### EXERCISE INSTRUCTIONS
Keep the wording of each record exactly the same when you repeat it, and leave out pictures.

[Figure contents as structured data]
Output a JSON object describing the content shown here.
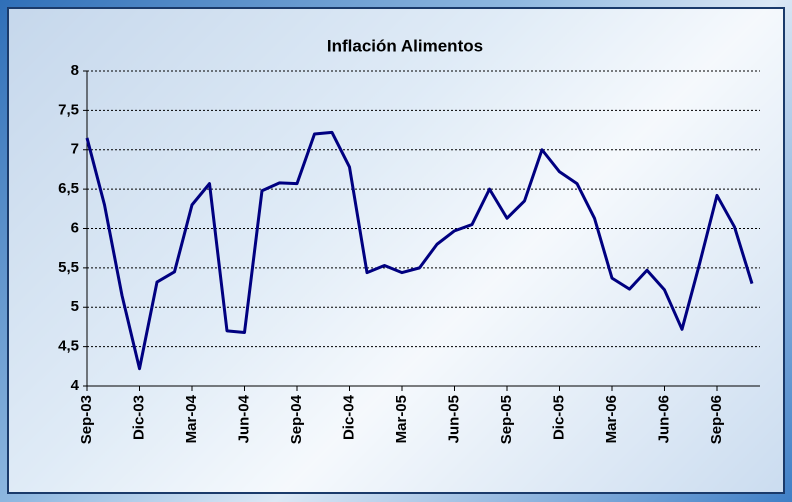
{
  "chart_data": {
    "type": "line",
    "title": "Inflación Alimentos",
    "categories": [
      "Sep-03",
      null,
      null,
      "Dic-03",
      null,
      null,
      "Mar-04",
      null,
      null,
      "Jun-04",
      null,
      null,
      "Sep-04",
      null,
      null,
      "Dic-04",
      null,
      null,
      "Mar-05",
      null,
      null,
      "Jun-05",
      null,
      null,
      "Sep-05",
      null,
      null,
      "Dic-05",
      null,
      null,
      "Mar-06",
      null,
      null,
      "Jun-06",
      null,
      null,
      "Sep-06",
      null,
      null
    ],
    "series": [
      {
        "name": "Inflación Alimentos",
        "color": "#000080",
        "values": [
          7.15,
          6.3,
          5.15,
          4.22,
          5.32,
          5.45,
          6.3,
          6.57,
          4.7,
          4.68,
          6.48,
          6.58,
          6.57,
          7.2,
          7.22,
          6.78,
          5.44,
          5.53,
          5.44,
          5.5,
          5.8,
          5.97,
          6.05,
          6.5,
          6.13,
          6.35,
          7.0,
          6.72,
          6.57,
          6.13,
          5.37,
          5.23,
          5.47,
          5.22,
          4.72,
          5.55,
          6.42,
          6.02,
          5.3
        ]
      }
    ],
    "ylim": [
      4,
      8
    ],
    "yticks": [
      4,
      {
        "value": 4.5,
        "label": "4,5"
      },
      5,
      {
        "value": 5.5,
        "label": "5,5"
      },
      6,
      {
        "value": 6.5,
        "label": "6,5"
      },
      7,
      {
        "value": 7.5,
        "label": "7,5"
      },
      8
    ],
    "grid": true
  }
}
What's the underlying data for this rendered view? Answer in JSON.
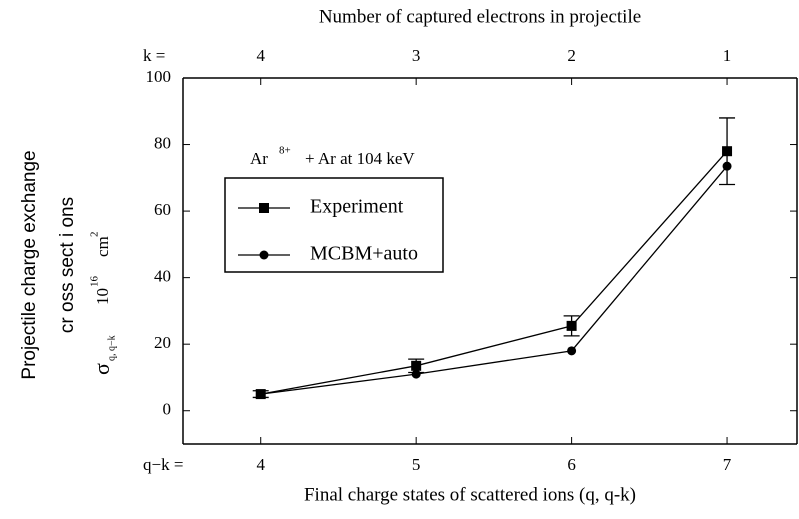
{
  "chart_data": {
    "type": "line",
    "top_axis_label": "Number of captured electrons in projectile",
    "xlabel": "Final charge states of scattered ions (q, q-k)",
    "ylabel": {
      "line1": "Projectile charge exchange",
      "line2": "cr oss sect i ons",
      "symbol": "σ",
      "symbol_sub": "q, q−k",
      "unit_base": "10",
      "unit_exp": "16",
      "unit": "cm",
      "unit_unit_exp": "2"
    },
    "annotation": {
      "ion": "Ar",
      "charge": "8+",
      "rest": "+ Ar at 104 keV"
    },
    "x_prefix": "q−k =",
    "x2_prefix": "k =",
    "x": [
      4,
      5,
      6,
      7
    ],
    "series": [
      {
        "name": "Experiment",
        "color": "#000000",
        "marker": "square",
        "values": [
          5,
          13.5,
          25.5,
          78
        ],
        "errors": [
          1,
          2,
          3,
          10
        ]
      },
      {
        "name": "MCBM+auto",
        "color": "#000000",
        "marker": "circle",
        "values": [
          5,
          11,
          18,
          73.5
        ]
      }
    ],
    "xlim": [
      3.5,
      7.45
    ],
    "xticks": [
      4,
      5,
      6,
      7
    ],
    "x2ticks": [
      4,
      {
        "value": 5,
        "label": "3"
      },
      {
        "value": 6,
        "label": "2"
      },
      {
        "value": 7,
        "label": "1"
      }
    ],
    "ylim": [
      -10,
      100
    ],
    "yticks": [
      0,
      20,
      40,
      60,
      80,
      100
    ]
  }
}
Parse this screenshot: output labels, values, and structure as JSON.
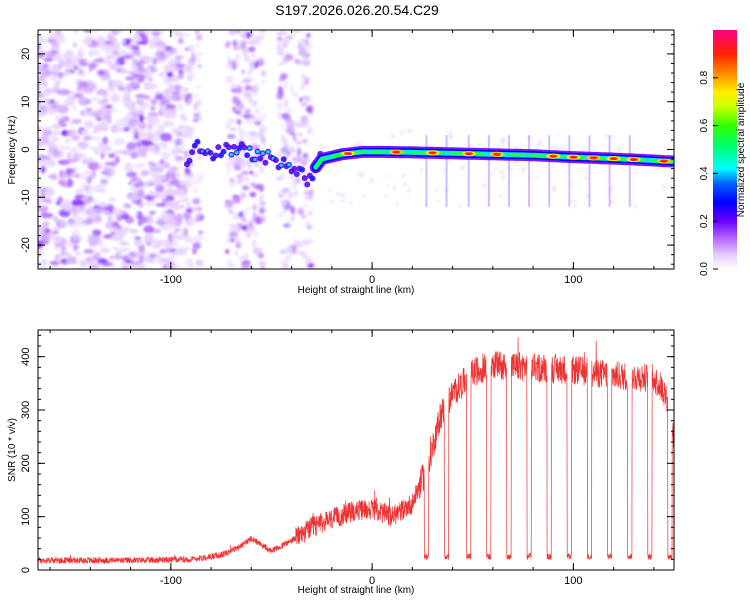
{
  "title": "S197.2026.026.20.54.C29",
  "chart_data": [
    {
      "type": "heatmap",
      "name": "spectrogram",
      "xlabel": "Height of straight line (km)",
      "ylabel": "Frequency (Hz)",
      "xlim": [
        -166,
        150
      ],
      "ylim": [
        -25,
        25
      ],
      "xticks": [
        -100,
        0,
        100
      ],
      "yticks": [
        -20,
        -10,
        0,
        10,
        20
      ],
      "colorbar": {
        "label": "Normalized spectral amplitude",
        "range": [
          0,
          1
        ],
        "ticks": [
          0.0,
          0.2,
          0.4,
          0.6,
          0.8
        ],
        "tick_labels": [
          "0.0",
          "0.2",
          "0.4",
          "0.6",
          "0.8"
        ],
        "colors": [
          "#ffffff",
          "#e6ccff",
          "#8800ff",
          "#0000ff",
          "#00ffff",
          "#00ff00",
          "#ffff00",
          "#ff8800",
          "#ff0000",
          "#ff0088"
        ]
      },
      "signal_track": [
        {
          "h": -90,
          "f": 1
        },
        {
          "h": -80,
          "f": -1
        },
        {
          "h": -68,
          "f": 0
        },
        {
          "h": -50,
          "f": -2
        },
        {
          "h": -40,
          "f": -4
        },
        {
          "h": -32,
          "f": -6
        },
        {
          "h": -25,
          "f": -2
        },
        {
          "h": -15,
          "f": -1
        },
        {
          "h": -5,
          "f": -0.5
        },
        {
          "h": 5,
          "f": -0.5
        },
        {
          "h": 20,
          "f": -0.6
        },
        {
          "h": 40,
          "f": -0.8
        },
        {
          "h": 60,
          "f": -1
        },
        {
          "h": 80,
          "f": -1.2
        },
        {
          "h": 100,
          "f": -1.6
        },
        {
          "h": 120,
          "f": -1.9
        },
        {
          "h": 140,
          "f": -2.3
        },
        {
          "h": 148,
          "f": -2.5
        }
      ]
    },
    {
      "type": "line",
      "name": "snr",
      "xlabel": "Height of straight line (km)",
      "ylabel": "SNR (10 * v/v)",
      "xlim": [
        -166,
        150
      ],
      "ylim": [
        0,
        450
      ],
      "xticks": [
        -100,
        0,
        100
      ],
      "yticks": [
        0,
        100,
        200,
        300,
        400
      ],
      "color": "#ee3333",
      "profile": [
        {
          "h": -166,
          "v": 18
        },
        {
          "h": -120,
          "v": 18
        },
        {
          "h": -90,
          "v": 20
        },
        {
          "h": -75,
          "v": 28
        },
        {
          "h": -65,
          "v": 45
        },
        {
          "h": -60,
          "v": 60
        },
        {
          "h": -50,
          "v": 35
        },
        {
          "h": -40,
          "v": 55
        },
        {
          "h": -30,
          "v": 80
        },
        {
          "h": -20,
          "v": 95
        },
        {
          "h": -10,
          "v": 110
        },
        {
          "h": 0,
          "v": 115
        },
        {
          "h": 10,
          "v": 100
        },
        {
          "h": 20,
          "v": 125
        },
        {
          "h": 28,
          "v": 200
        },
        {
          "h": 34,
          "v": 290
        },
        {
          "h": 40,
          "v": 330
        },
        {
          "h": 50,
          "v": 370
        },
        {
          "h": 60,
          "v": 385
        },
        {
          "h": 80,
          "v": 380
        },
        {
          "h": 100,
          "v": 375
        },
        {
          "h": 120,
          "v": 365
        },
        {
          "h": 140,
          "v": 360
        },
        {
          "h": 146,
          "v": 330
        },
        {
          "h": 150,
          "v": 250
        }
      ],
      "dropouts_h": [
        27,
        37,
        48,
        58,
        68,
        78,
        88,
        98,
        108,
        118,
        128,
        138,
        148
      ],
      "dropout_level": 25
    }
  ]
}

### SOLVED EXERCISE
Output a JSON object describing the content shown here.
{
  "chart_data": {
    "type": "line",
    "title": "Inflación Alimentos",
    "categories": [
      "Sep-03",
      null,
      null,
      "Dic-03",
      null,
      null,
      "Mar-04",
      null,
      null,
      "Jun-04",
      null,
      null,
      "Sep-04",
      null,
      null,
      "Dic-04",
      null,
      null,
      "Mar-05",
      null,
      null,
      "Jun-05",
      null,
      null,
      "Sep-05",
      null,
      null,
      "Dic-05",
      null,
      null,
      "Mar-06",
      null,
      null,
      "Jun-06",
      null,
      null,
      "Sep-06",
      null,
      null
    ],
    "series": [
      {
        "name": "Inflación Alimentos",
        "color": "#000080",
        "values": [
          7.15,
          6.3,
          5.15,
          4.22,
          5.32,
          5.45,
          6.3,
          6.57,
          4.7,
          4.68,
          6.48,
          6.58,
          6.57,
          7.2,
          7.22,
          6.78,
          5.44,
          5.53,
          5.44,
          5.5,
          5.8,
          5.97,
          6.05,
          6.5,
          6.13,
          6.35,
          7.0,
          6.72,
          6.57,
          6.13,
          5.37,
          5.23,
          5.47,
          5.22,
          4.72,
          5.55,
          6.42,
          6.02,
          5.3
        ]
      }
    ],
    "ylim": [
      4,
      8
    ],
    "yticks": [
      4,
      {
        "value": 4.5,
        "label": "4,5"
      },
      5,
      {
        "value": 5.5,
        "label": "5,5"
      },
      6,
      {
        "value": 6.5,
        "label": "6,5"
      },
      7,
      {
        "value": 7.5,
        "label": "7,5"
      },
      8
    ],
    "grid": true
  }
}
What's the underlying data for this rendered view? Answer in JSON.
{
  "chart_data": {
    "type": "line",
    "top_axis_label": "Number of captured electrons in projectile",
    "xlabel": "Final charge states of scattered ions (q, q-k)",
    "ylabel": {
      "line1": "Projectile charge exchange",
      "line2": "cr oss sect i ons",
      "symbol": "σ",
      "symbol_sub": "q, q−k",
      "unit_base": "10",
      "unit_exp": "16",
      "unit": "cm",
      "unit_unit_exp": "2"
    },
    "annotation": {
      "ion": "Ar",
      "charge": "8+",
      "rest": "+ Ar at 104 keV"
    },
    "x_prefix": "q−k =",
    "x2_prefix": "k =",
    "x": [
      4,
      5,
      6,
      7
    ],
    "series": [
      {
        "name": "Experiment",
        "color": "#000000",
        "marker": "square",
        "values": [
          5,
          13.5,
          25.5,
          78
        ],
        "errors": [
          1,
          2,
          3,
          10
        ]
      },
      {
        "name": "MCBM+auto",
        "color": "#000000",
        "marker": "circle",
        "values": [
          5,
          11,
          18,
          73.5
        ]
      }
    ],
    "xlim": [
      3.5,
      7.45
    ],
    "xticks": [
      4,
      5,
      6,
      7
    ],
    "x2ticks": [
      4,
      {
        "value": 5,
        "label": "3"
      },
      {
        "value": 6,
        "label": "2"
      },
      {
        "value": 7,
        "label": "1"
      }
    ],
    "ylim": [
      -10,
      100
    ],
    "yticks": [
      0,
      20,
      40,
      60,
      80,
      100
    ]
  }
}
Parse this screenshot: output labels, values, and structure as JSON.
{
  "title": "S197.2026.026.20.54.C29",
  "chart_data": [
    {
      "type": "heatmap",
      "name": "spectrogram",
      "xlabel": "Height of straight line (km)",
      "ylabel": "Frequency (Hz)",
      "xlim": [
        -166,
        150
      ],
      "ylim": [
        -25,
        25
      ],
      "xticks": [
        -100,
        0,
        100
      ],
      "yticks": [
        -20,
        -10,
        0,
        10,
        20
      ],
      "colorbar": {
        "label": "Normalized spectral amplitude",
        "range": [
          0,
          1
        ],
        "ticks": [
          0.0,
          0.2,
          0.4,
          0.6,
          0.8
        ],
        "tick_labels": [
          "0.0",
          "0.2",
          "0.4",
          "0.6",
          "0.8"
        ],
        "colors": [
          "#ffffff",
          "#e6ccff",
          "#8800ff",
          "#0000ff",
          "#00ffff",
          "#00ff00",
          "#ffff00",
          "#ff8800",
          "#ff0000",
          "#ff0088"
        ]
      },
      "signal_track": [
        {
          "h": -90,
          "f": 1
        },
        {
          "h": -80,
          "f": -1
        },
        {
          "h": -68,
          "f": 0
        },
        {
          "h": -50,
          "f": -2
        },
        {
          "h": -40,
          "f": -4
        },
        {
          "h": -32,
          "f": -6
        },
        {
          "h": -25,
          "f": -2
        },
        {
          "h": -15,
          "f": -1
        },
        {
          "h": -5,
          "f": -0.5
        },
        {
          "h": 5,
          "f": -0.5
        },
        {
          "h": 20,
          "f": -0.6
        },
        {
          "h": 40,
          "f": -0.8
        },
        {
          "h": 60,
          "f": -1
        },
        {
          "h": 80,
          "f": -1.2
        },
        {
          "h": 100,
          "f": -1.6
        },
        {
          "h": 120,
          "f": -1.9
        },
        {
          "h": 140,
          "f": -2.3
        },
        {
          "h": 148,
          "f": -2.5
        }
      ]
    },
    {
      "type": "line",
      "name": "snr",
      "xlabel": "Height of straight line (km)",
      "ylabel": "SNR (10 * v/v)",
      "xlim": [
        -166,
        150
      ],
      "ylim": [
        0,
        450
      ],
      "xticks": [
        -100,
        0,
        100
      ],
      "yticks": [
        0,
        100,
        200,
        300,
        400
      ],
      "color": "#ee3333",
      "profile": [
        {
          "h": -166,
          "v": 18
        },
        {
          "h": -120,
          "v": 18
        },
        {
          "h": -90,
          "v": 20
        },
        {
          "h": -75,
          "v": 28
        },
        {
          "h": -65,
          "v": 45
        },
        {
          "h": -60,
          "v": 60
        },
        {
          "h": -50,
          "v": 35
        },
        {
          "h": -40,
          "v": 55
        },
        {
          "h": -30,
          "v": 80
        },
        {
          "h": -20,
          "v": 95
        },
        {
          "h": -10,
          "v": 110
        },
        {
          "h": 0,
          "v": 115
        },
        {
          "h": 10,
          "v": 100
        },
        {
          "h": 20,
          "v": 125
        },
        {
          "h": 28,
          "v": 200
        },
        {
          "h": 34,
          "v": 290
        },
        {
          "h": 40,
          "v": 330
        },
        {
          "h": 50,
          "v": 370
        },
        {
          "h": 60,
          "v": 385
        },
        {
          "h": 80,
          "v": 380
        },
        {
          "h": 100,
          "v": 375
        },
        {
          "h": 120,
          "v": 365
        },
        {
          "h": 140,
          "v": 360
        },
        {
          "h": 146,
          "v": 330
        },
        {
          "h": 150,
          "v": 250
        }
      ],
      "dropouts_h": [
        27,
        37,
        48,
        58,
        68,
        78,
        88,
        98,
        108,
        118,
        128,
        138,
        148
      ],
      "dropout_level": 25
    }
  ]
}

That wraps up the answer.